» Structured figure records
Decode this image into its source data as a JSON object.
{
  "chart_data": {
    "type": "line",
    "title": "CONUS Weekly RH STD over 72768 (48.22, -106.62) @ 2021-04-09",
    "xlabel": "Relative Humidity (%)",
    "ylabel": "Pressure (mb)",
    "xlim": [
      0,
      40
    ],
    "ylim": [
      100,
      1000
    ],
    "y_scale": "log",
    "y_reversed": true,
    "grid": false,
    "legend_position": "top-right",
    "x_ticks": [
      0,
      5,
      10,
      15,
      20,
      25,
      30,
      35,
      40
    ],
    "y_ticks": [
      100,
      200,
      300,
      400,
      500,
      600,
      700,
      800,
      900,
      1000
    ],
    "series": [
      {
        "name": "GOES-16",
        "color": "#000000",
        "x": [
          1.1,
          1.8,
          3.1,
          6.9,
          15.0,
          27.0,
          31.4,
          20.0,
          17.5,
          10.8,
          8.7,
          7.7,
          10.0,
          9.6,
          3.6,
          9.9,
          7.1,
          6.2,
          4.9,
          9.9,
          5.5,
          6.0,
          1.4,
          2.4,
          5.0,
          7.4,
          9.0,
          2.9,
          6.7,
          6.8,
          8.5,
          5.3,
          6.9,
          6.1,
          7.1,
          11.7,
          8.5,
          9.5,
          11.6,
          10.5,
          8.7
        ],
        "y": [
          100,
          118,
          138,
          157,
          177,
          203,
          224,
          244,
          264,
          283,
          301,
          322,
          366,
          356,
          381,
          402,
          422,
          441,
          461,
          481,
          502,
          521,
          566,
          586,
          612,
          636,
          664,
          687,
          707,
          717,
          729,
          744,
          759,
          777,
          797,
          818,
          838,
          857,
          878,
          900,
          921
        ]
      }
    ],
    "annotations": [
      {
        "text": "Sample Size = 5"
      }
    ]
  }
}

» What needs to be done
Return the material exactly as it stands.

» Exercise output
Decode this image into its source data as a JSON object.
{
  "chart_data": {
    "type": "line",
    "title": "CONUS Weekly RH STD over 72768 (48.22, -106.62) @ 2021-04-09",
    "xlabel": "Relative Humidity (%)",
    "ylabel": "Pressure (mb)",
    "xlim": [
      0,
      40
    ],
    "ylim": [
      100,
      1000
    ],
    "y_scale": "log",
    "y_reversed": true,
    "grid": false,
    "legend_position": "top-right",
    "x_ticks": [
      0,
      5,
      10,
      15,
      20,
      25,
      30,
      35,
      40
    ],
    "y_ticks": [
      100,
      200,
      300,
      400,
      500,
      600,
      700,
      800,
      900,
      1000
    ],
    "series": [
      {
        "name": "GOES-16",
        "color": "#000000",
        "x": [
          1.1,
          1.8,
          3.1,
          6.9,
          15.0,
          27.0,
          31.4,
          20.0,
          17.5,
          10.8,
          8.7,
          7.7,
          10.0,
          9.6,
          3.6,
          9.9,
          7.1,
          6.2,
          4.9,
          9.9,
          5.5,
          6.0,
          1.4,
          2.4,
          5.0,
          7.4,
          9.0,
          2.9,
          6.7,
          6.8,
          8.5,
          5.3,
          6.9,
          6.1,
          7.1,
          11.7,
          8.5,
          9.5,
          11.6,
          10.5,
          8.7
        ],
        "y": [
          100,
          118,
          138,
          157,
          177,
          203,
          224,
          244,
          264,
          283,
          301,
          322,
          366,
          356,
          381,
          402,
          422,
          441,
          461,
          481,
          502,
          521,
          566,
          586,
          612,
          636,
          664,
          687,
          707,
          717,
          729,
          744,
          759,
          777,
          797,
          818,
          838,
          857,
          878,
          900,
          921
        ]
      }
    ],
    "annotations": [
      {
        "text": "Sample Size = 5"
      }
    ]
  }
}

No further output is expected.